Set every record down verbatim and omit the pictures.

— Begin Available data —

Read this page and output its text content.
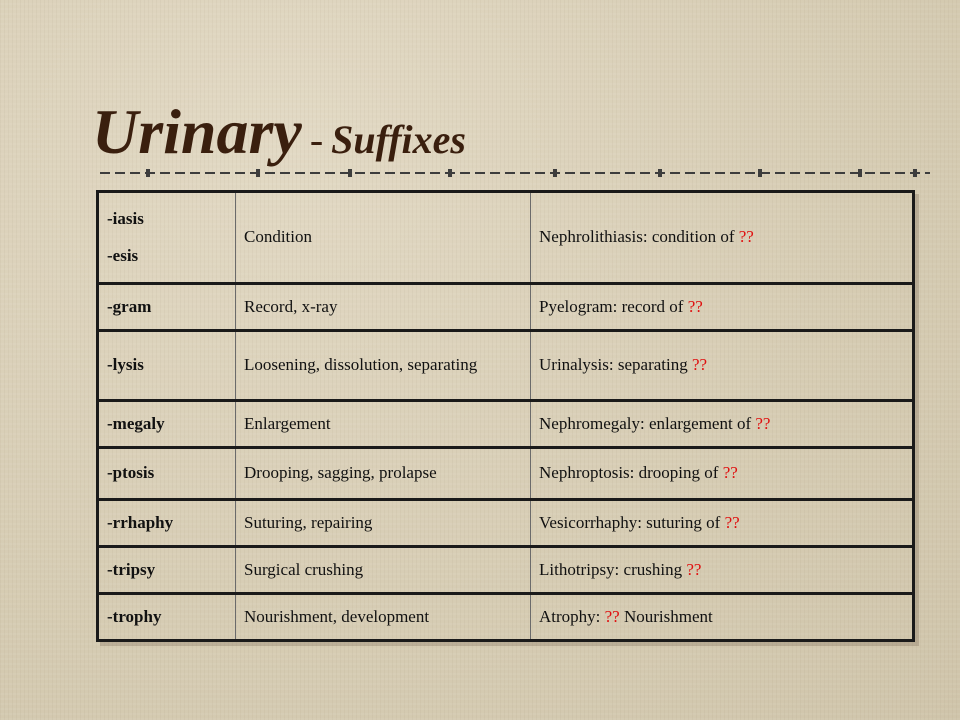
Urinary - Suffixes
-iasis
-esis	Condition	Nephrolithiasis: condition of ??

-gram	Record, x-ray	Pyelogram: record of ??

-lysis	Loosening, dissolution, separating	Urinalysis: separating ??

-megaly	Enlargement	Nephromegaly: enlargement of ??

-ptosis	Drooping, sagging, prolapse	Nephroptosis: drooping of ??

-rrhaphy	Suturing, repairing	Vesicorrhaphy: suturing of ??

-tripsy	Surgical crushing	Lithotripsy: crushing ??

-trophy	Nourishment, development	Atrophy: ?? Nourishment
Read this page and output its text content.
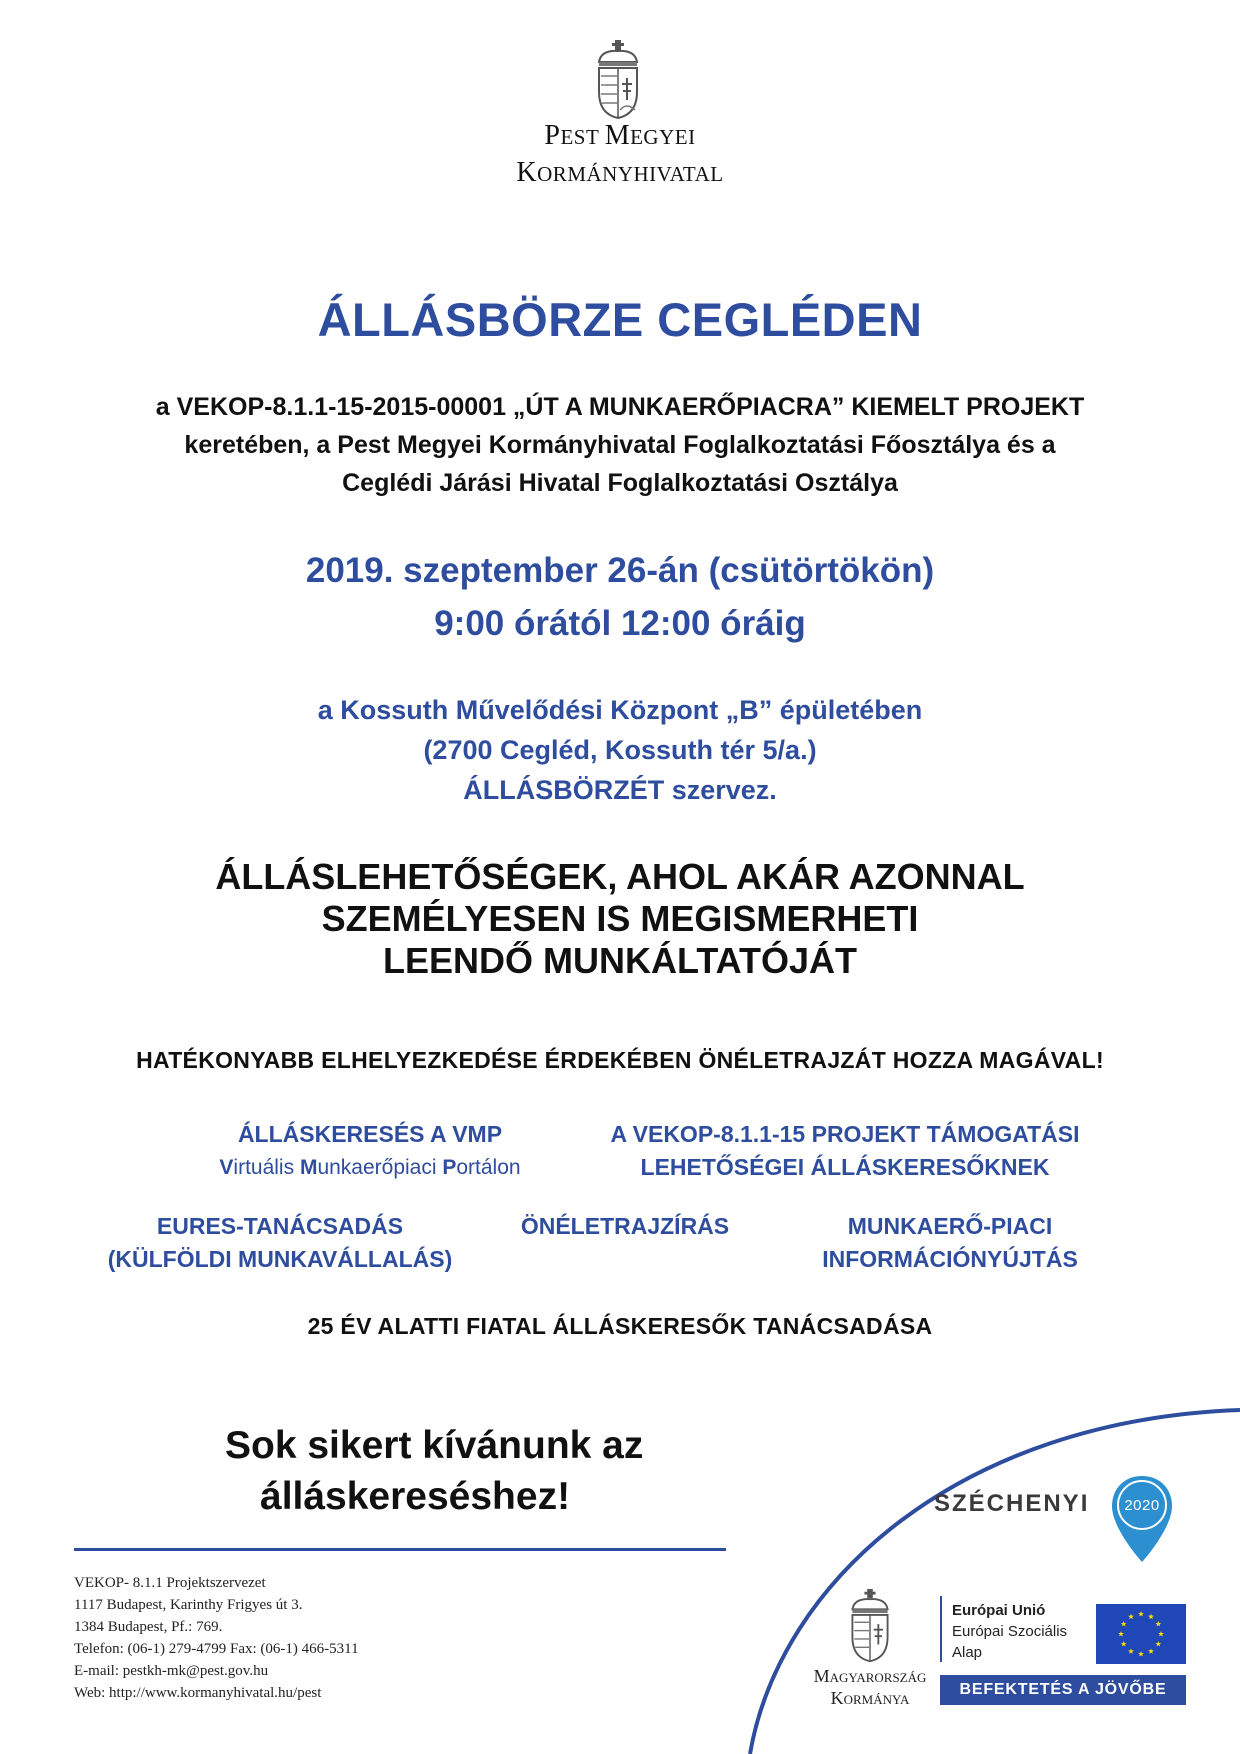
PEST MEGYEI
KORMÁNYHIVATAL
ÁLLÁSBÖRZE CEGLÉDEN
a VEKOP-8.1.1-15-2015-00001 „ÚT A MUNKAERŐPIACRA” KIEMELT PROJEKT
keretében, a Pest Megyei Kormányhivatal Foglalkoztatási Főosztálya és a
Ceglédi Járási Hivatal Foglalkoztatási Osztálya
2019. szeptember 26-án (csütörtökön)
9:00 órától 12:00 óráig
a Kossuth Művelődési Központ „B” épületében
(2700 Cegléd, Kossuth tér 5/a.)
ÁLLÁSBÖRZÉT szervez.
ÁLLÁSLEHETŐSÉGEK, AHOL AKÁR AZONNAL
SZEMÉLYESEN IS MEGISMERHETI
LEENDŐ MUNKÁLTATÓJÁT
HATÉKONYABB ELHELYEZKEDÉSE ÉRDEKÉBEN ÖNÉLETRAJZÁT HOZZA MAGÁVAL!
ÁLLÁSKERESÉS A VMP
Virtuális Munkaerőpiaci Portálon
A VEKOP-8.1.1-15 PROJEKT TÁMOGATÁSI
LEHETŐSÉGEI ÁLLÁSKERESŐKNEK
EURES-TANÁCSADÁS
(KÜLFÖLDI MUNKAVÁLLALÁS)
ÖNÉLETRAJZÍRÁS	MUNKAERŐ-PIACI
INFORMÁCIÓNYÚJTÁS
25 ÉV ALATTI FIATAL ÁLLÁSKERESŐK TANÁCSADÁSA
Sok sikert kívánunk az
álláskereséshez!
VEKOP- 8.1.1 Projektszervezet
1117 Budapest, Karinthy Frigyes út 3.
1384 Budapest, Pf.: 769.
Telefon: (06-1) 279-4799 Fax: (06-1) 466-5311
E-mail: pestkh-mk@pest.gov.hu
Web: http://www.kormanyhivatal.hu/pest
SZÉCHENYI	2020
MAGYARORSZÁG
KORMÁNYA
Európai Unió
Európai Szociális
Alap
BEFEKTETÉS A JÖVŐBE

— End Available data —

Solution to this problem:
Read this page and output its text content.
Urinary - Suffixes
-iasis
-esis	Condition	Nephrolithiasis: condition of ??

-gram	Record, x-ray	Pyelogram: record of ??

-lysis	Loosening, dissolution, separating	Urinalysis: separating ??

-megaly	Enlargement	Nephromegaly: enlargement of ??

-ptosis	Drooping, sagging, prolapse	Nephroptosis: drooping of ??

-rrhaphy	Suturing, repairing	Vesicorrhaphy: suturing of ??

-tripsy	Surgical crushing	Lithotripsy: crushing ??

-trophy	Nourishment, development	Atrophy: ?? Nourishment
Read this page and output its text content.
PEST MEGYEI
KORMÁNYHIVATAL
ÁLLÁSBÖRZE CEGLÉDEN
a VEKOP-8.1.1-15-2015-00001 „ÚT A MUNKAERŐPIACRA” KIEMELT PROJEKT
keretében, a Pest Megyei Kormányhivatal Foglalkoztatási Főosztálya és a
Ceglédi Járási Hivatal Foglalkoztatási Osztálya
2019. szeptember 26-án (csütörtökön)
9:00 órától 12:00 óráig
a Kossuth Művelődési Központ „B” épületében
(2700 Cegléd, Kossuth tér 5/a.)
ÁLLÁSBÖRZÉT szervez.
ÁLLÁSLEHETŐSÉGEK, AHOL AKÁR AZONNAL
SZEMÉLYESEN IS MEGISMERHETI
LEENDŐ MUNKÁLTATÓJÁT
HATÉKONYABB ELHELYEZKEDÉSE ÉRDEKÉBEN ÖNÉLETRAJZÁT HOZZA MAGÁVAL!
ÁLLÁSKERESÉS A VMP
Virtuális Munkaerőpiaci Portálon
A VEKOP-8.1.1-15 PROJEKT TÁMOGATÁSI
LEHETŐSÉGEI ÁLLÁSKERESŐKNEK
EURES-TANÁCSADÁS
(KÜLFÖLDI MUNKAVÁLLALÁS)
ÖNÉLETRAJZÍRÁS	MUNKAERŐ-PIACI
INFORMÁCIÓNYÚJTÁS
25 ÉV ALATTI FIATAL ÁLLÁSKERESŐK TANÁCSADÁSA
Sok sikert kívánunk az
álláskereséshez!
VEKOP- 8.1.1 Projektszervezet
1117 Budapest, Karinthy Frigyes út 3.
1384 Budapest, Pf.: 769.
Telefon: (06-1) 279-4799 Fax: (06-1) 466-5311
E-mail: pestkh-mk@pest.gov.hu
Web: http://www.kormanyhivatal.hu/pest
SZÉCHENYI	2020
MAGYARORSZÁG
KORMÁNYA
Európai Unió
Európai Szociális
Alap
BEFEKTETÉS A JÖVŐBE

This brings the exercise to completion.